= Sir Francis Wenman, 1st Baronet =

Sir Francis Wenman, 1st Baronet (c. 1630 - 2 September 1680) was an English politician who sat in the House of Commons from 1664 to 1679.

==Background==
Wenman was the second son of Sir Francis Wenman of Caswell, Oxfordshire and his wife Ann Sandys, daughter of Sir Samuel Sandys of Omberslade, Worcestershire. His father, who was MP for Oxfordshire in the Short Parliament, died in 1641. Wenman's elder brother was killed in the King's service during the Cornish campaign of 1644. Wenman died at the age of around 50.

==Political career==
Wenman was created baronet of Caswell on 29 November 1662. In 1664, he was elected Member of Parliament for Oxfordshire in the Cavalier Parliament and sat until 1679.
-*-*-
- Goals:
1 - What do the article on Sir Francis Wenman and its sections state for each of these?
(a) Whose daughter was Wenman's mother, Ann Sandys?
(b) On what date was Wenman created baronet of Caswell?
(c) In which campaign was Wenman's elder brother killed?
2 - Does each statement agree with the article on Sir Francis Wenman? Answer yes or no and quote the words that decide it.
(a) Wenman's father was MP for Oxfordshire in the Short Parliament.
(b) Wenman was the eldest son of his family.
(c) Wenman sat in the House of Commons until 1679.
3 - Could you continue the article on Sir Francis Wenman, picking up after its final sentence?
The records that come next are separate material with no connection to the article on Sir Francis Wenman.
-*-*-
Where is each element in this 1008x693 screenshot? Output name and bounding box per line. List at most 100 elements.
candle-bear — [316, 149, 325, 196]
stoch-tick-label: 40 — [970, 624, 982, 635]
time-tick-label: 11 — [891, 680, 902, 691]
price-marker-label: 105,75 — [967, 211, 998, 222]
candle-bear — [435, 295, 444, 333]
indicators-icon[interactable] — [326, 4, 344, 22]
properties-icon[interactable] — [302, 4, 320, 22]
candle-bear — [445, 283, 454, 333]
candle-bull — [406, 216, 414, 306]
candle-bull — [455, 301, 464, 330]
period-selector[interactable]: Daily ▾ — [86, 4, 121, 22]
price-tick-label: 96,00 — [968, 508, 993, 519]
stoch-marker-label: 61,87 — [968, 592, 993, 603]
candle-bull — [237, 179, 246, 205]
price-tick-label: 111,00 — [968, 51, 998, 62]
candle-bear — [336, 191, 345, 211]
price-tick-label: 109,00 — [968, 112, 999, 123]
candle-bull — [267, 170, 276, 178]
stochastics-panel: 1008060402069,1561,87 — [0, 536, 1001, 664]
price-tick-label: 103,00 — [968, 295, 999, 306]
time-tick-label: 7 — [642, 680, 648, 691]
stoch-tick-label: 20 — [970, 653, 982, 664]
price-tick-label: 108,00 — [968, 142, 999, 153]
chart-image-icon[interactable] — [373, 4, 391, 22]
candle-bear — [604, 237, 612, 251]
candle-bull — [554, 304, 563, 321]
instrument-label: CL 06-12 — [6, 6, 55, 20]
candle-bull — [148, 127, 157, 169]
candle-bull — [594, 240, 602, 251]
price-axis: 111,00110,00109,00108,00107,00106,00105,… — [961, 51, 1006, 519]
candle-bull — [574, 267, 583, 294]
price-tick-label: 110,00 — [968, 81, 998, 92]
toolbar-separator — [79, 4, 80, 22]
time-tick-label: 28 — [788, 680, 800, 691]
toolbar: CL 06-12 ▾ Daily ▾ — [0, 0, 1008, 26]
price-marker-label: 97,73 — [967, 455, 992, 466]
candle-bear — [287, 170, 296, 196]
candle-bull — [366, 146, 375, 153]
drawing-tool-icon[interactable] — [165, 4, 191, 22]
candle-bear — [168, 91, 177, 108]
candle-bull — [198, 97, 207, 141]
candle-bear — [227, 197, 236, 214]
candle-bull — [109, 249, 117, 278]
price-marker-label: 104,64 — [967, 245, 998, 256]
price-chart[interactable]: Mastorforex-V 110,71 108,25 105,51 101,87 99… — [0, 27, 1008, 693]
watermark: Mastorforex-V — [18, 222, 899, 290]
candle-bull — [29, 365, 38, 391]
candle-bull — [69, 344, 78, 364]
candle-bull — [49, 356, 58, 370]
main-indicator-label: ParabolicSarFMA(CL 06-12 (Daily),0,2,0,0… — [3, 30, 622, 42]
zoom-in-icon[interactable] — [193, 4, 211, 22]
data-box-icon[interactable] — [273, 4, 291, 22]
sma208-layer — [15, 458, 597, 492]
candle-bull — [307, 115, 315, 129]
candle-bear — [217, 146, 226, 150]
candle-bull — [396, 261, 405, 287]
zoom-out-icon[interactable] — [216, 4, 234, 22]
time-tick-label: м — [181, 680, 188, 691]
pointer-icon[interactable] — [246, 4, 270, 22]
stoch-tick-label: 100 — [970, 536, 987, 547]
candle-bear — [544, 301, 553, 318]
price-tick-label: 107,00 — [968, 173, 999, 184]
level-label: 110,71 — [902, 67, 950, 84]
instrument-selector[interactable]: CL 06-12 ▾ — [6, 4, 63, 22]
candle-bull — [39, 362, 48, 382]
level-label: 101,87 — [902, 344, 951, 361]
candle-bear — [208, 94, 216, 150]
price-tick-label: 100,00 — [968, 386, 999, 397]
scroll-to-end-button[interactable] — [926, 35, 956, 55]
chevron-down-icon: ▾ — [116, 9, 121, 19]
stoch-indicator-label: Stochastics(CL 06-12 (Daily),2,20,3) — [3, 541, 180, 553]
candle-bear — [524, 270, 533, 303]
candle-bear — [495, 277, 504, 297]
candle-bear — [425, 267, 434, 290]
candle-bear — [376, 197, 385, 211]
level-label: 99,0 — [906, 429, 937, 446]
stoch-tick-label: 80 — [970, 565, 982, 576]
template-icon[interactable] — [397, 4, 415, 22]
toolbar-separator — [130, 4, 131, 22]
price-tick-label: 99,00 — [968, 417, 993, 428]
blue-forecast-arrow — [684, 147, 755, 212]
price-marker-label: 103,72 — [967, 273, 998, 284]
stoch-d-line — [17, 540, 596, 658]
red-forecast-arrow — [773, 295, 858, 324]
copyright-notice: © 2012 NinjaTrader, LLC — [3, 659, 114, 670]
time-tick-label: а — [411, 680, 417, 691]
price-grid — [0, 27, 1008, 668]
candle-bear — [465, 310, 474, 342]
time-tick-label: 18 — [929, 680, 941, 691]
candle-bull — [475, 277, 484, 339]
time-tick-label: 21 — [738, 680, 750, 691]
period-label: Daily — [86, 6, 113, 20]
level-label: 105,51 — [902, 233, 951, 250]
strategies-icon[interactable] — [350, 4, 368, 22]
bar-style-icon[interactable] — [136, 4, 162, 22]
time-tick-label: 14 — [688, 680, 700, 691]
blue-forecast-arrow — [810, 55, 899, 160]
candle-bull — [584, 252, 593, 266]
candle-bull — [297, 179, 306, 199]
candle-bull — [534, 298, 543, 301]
-*-*-
- Task responses:
1 -
(a) Sir Samuel Sandys of Omberslade, Worcestershire
(b) 29 November 1662
(c) The Cornish campaign of 1644

2 -
(a) Yes: "His father, who was MP for Oxfordshire in the Short Parliament, died in 1641."
(b) No: "Wenman was the second son of Sir Francis Wenman of Caswell, Oxfordshire"
(c) Yes: "sat in the House of Commons from 1664 to 1679."

3 -
==Family==
Wenman married Mary Wenman, only daughter of Thomas Wenman, and niece of Richard Wenman, 1st Viscount Wenman by whom he had issue, Thomas, Francis, Ferdinando, Elizabeth and Richard, of whom his only surviving son was Richard Wenman, 4th Viscount Wenman.

Wenman married secondly Elizabeth Fettiplace, daughter of Edward Fettiplace of Swinbrook, Oxon, by whom he had three sons and two daughters. Eldest daughter, Dozelina, married Richard Smith, Esq., and youngest daughter, Mary, married Gabriel Roberts, Esq. (ancestors of the Earls of Leicester 7th Creation through their grandson Wenman Roberts Coke).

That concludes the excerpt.